ROWS:
============

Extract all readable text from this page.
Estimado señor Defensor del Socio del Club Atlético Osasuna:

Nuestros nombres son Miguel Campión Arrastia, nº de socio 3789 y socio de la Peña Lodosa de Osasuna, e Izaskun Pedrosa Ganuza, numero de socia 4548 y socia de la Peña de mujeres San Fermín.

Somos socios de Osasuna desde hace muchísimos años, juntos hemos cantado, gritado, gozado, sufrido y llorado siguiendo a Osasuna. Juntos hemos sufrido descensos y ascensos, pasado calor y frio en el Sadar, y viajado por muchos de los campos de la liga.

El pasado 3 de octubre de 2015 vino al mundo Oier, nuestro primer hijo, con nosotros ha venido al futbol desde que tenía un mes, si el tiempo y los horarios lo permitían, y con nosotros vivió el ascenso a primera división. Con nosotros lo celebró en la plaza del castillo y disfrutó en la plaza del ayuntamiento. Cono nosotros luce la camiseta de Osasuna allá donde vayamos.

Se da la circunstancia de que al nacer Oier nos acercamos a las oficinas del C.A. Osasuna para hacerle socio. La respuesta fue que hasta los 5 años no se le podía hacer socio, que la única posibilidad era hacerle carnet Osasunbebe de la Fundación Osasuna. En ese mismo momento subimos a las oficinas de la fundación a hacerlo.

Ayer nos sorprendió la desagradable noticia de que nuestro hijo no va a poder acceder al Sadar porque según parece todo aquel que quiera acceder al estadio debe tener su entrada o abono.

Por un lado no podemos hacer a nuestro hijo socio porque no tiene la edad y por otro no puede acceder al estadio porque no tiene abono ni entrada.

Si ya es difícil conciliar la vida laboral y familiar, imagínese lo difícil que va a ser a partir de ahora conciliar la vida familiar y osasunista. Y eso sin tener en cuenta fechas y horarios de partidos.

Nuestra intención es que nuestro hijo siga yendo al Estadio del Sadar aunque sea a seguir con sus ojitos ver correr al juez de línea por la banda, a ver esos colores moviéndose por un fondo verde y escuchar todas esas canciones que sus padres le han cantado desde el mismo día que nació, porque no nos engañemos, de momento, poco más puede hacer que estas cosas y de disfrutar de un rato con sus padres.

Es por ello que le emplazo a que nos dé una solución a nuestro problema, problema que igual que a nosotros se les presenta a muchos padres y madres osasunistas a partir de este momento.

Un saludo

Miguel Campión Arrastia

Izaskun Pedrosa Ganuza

============

WHAT THIS TASK INVOLVES:
Each line that holds the word "Campión" should be extracted from the records.

COMPLETE OUTPUT:
Nuestros nombres son Miguel Campión Arrastia, nº de socio 3789 y socio de la Peña Lodosa de Osasuna, e Izaskun Pedrosa Ganuza, numero de socia 4548 y socia de la Peña de mujeres San Fermín.
Miguel Campión Arrastia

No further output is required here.